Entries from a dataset
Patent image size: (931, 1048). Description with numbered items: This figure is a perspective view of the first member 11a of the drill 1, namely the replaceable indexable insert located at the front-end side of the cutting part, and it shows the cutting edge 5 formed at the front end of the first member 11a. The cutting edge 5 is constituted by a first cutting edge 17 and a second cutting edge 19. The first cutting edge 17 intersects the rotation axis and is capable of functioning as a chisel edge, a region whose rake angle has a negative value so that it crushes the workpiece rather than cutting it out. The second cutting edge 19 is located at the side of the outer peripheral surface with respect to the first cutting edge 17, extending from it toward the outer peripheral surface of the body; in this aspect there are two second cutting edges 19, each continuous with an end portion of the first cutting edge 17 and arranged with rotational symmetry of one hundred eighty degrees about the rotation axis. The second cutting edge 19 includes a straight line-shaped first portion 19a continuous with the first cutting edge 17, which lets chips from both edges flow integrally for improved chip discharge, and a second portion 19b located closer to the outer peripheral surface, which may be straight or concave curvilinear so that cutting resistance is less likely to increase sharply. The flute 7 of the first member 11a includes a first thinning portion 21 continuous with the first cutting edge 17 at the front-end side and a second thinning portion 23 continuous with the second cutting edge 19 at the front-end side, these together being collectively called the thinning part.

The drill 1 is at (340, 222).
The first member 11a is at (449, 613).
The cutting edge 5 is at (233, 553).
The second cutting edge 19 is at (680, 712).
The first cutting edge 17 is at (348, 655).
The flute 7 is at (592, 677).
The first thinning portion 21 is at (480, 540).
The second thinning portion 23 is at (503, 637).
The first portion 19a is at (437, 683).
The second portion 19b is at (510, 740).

> Task objective:
Reproduce every item above word for word.

> The solution:
Patent image size: (931, 1048). Description with numbered items: This figure is a perspective view of the first member 11a of the drill 1, namely the replaceable indexable insert located at the front-end side of the cutting part, and it shows the cutting edge 5 formed at the front end of the first member 11a. The cutting edge 5 is constituted by a first cutting edge 17 and a second cutting edge 19. The first cutting edge 17 intersects the rotation axis and is capable of functioning as a chisel edge, a region whose rake angle has a negative value so that it crushes the workpiece rather than cutting it out. The second cutting edge 19 is located at the side of the outer peripheral surface with respect to the first cutting edge 17, extending from it toward the outer peripheral surface of the body; in this aspect there are two second cutting edges 19, each continuous with an end portion of the first cutting edge 17 and arranged with rotational symmetry of one hundred eighty degrees about the rotation axis. The second cutting edge 19 includes a straight line-shaped first portion 19a continuous with the first cutting edge 17, which lets chips from both edges flow integrally for improved chip discharge, and a second portion 19b located closer to the outer peripheral surface, which may be straight or concave curvilinear so that cutting resistance is less likely to increase sharply. The flute 7 of the first member 11a includes a first thinning portion 21 continuous with the first cutting edge 17 at the front-end side and a second thinning portion 23 continuous with the second cutting edge 19 at the front-end side, these together being collectively called the thinning part.

The drill 1 is at (340, 222).
The first member 11a is at (449, 613).
The cutting edge 5 is at (233, 553).
The second cutting edge 19 is at (680, 712).
The first cutting edge 17 is at (348, 655).
The flute 7 is at (592, 677).
The first thinning portion 21 is at (480, 540).
The second thinning portion 23 is at (503, 637).
The first portion 19a is at (437, 683).
The second portion 19b is at (510, 740).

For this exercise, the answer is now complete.